Work to complete — Please copy each line below that contains the string "Clipper".

-------- Data records --------

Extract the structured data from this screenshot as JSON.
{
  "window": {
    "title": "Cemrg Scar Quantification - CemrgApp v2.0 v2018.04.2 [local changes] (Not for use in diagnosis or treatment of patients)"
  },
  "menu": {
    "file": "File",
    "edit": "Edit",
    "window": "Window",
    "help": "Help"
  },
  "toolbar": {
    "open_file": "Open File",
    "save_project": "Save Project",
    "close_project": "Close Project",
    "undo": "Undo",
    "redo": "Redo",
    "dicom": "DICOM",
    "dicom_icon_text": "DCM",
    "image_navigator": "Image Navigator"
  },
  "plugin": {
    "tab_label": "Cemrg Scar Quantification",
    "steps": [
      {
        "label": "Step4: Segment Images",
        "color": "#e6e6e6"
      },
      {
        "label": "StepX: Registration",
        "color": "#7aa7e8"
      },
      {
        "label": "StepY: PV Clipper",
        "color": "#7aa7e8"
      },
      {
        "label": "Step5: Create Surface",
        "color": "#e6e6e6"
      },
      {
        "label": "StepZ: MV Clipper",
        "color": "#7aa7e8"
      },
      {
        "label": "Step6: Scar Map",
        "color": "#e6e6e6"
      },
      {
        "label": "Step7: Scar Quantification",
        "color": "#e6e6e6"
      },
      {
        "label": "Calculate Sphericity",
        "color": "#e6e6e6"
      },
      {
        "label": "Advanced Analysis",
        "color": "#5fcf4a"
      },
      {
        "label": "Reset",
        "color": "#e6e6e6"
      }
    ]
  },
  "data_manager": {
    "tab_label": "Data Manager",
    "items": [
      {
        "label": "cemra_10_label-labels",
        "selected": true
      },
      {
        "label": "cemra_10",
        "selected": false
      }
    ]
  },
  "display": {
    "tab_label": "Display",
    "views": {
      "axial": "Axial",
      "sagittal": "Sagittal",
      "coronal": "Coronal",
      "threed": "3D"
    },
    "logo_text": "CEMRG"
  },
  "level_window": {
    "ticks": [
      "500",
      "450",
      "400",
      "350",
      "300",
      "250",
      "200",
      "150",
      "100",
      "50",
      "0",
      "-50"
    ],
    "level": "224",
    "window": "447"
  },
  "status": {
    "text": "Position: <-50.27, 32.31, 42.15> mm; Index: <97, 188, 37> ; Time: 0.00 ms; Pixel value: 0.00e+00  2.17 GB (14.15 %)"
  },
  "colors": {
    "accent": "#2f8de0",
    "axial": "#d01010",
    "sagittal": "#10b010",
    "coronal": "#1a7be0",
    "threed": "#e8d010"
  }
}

--------

Exercise solution —
        "label": "StepY: PV Clipper",
        "label": "StepZ: MV Clipper",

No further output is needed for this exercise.